━━━ Exercise input
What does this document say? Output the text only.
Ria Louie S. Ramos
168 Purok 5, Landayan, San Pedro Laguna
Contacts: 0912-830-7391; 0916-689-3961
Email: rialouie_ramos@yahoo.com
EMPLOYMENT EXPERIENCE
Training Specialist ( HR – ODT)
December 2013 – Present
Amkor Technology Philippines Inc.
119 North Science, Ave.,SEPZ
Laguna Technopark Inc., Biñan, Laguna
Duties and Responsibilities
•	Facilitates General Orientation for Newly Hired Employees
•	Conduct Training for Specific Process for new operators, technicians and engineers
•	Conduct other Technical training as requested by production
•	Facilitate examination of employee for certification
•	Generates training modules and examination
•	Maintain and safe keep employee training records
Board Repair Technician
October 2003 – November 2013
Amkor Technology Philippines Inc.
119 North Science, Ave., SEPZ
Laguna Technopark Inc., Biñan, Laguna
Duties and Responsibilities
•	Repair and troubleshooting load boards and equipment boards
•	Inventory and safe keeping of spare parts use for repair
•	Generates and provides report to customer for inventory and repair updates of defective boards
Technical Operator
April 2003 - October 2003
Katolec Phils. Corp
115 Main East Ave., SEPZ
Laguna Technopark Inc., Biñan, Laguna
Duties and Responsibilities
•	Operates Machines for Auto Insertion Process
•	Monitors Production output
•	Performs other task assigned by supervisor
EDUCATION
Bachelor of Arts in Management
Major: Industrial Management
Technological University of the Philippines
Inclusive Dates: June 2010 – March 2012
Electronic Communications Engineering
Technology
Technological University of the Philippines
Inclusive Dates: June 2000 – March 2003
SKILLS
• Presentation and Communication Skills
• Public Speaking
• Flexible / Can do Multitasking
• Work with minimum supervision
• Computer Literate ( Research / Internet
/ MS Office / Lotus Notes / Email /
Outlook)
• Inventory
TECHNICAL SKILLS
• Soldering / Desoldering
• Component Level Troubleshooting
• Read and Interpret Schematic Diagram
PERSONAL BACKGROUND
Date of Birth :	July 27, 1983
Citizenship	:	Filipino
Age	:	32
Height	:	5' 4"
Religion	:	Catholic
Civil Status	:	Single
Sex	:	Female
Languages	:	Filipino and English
━━━━━━
-- Requirements --
Lines that include the word "SEPZ" are to be extracted from the data above.

-- Reply --
119 North Science, Ave.,SEPZ
119 North Science, Ave., SEPZ
115 Main East Ave., SEPZ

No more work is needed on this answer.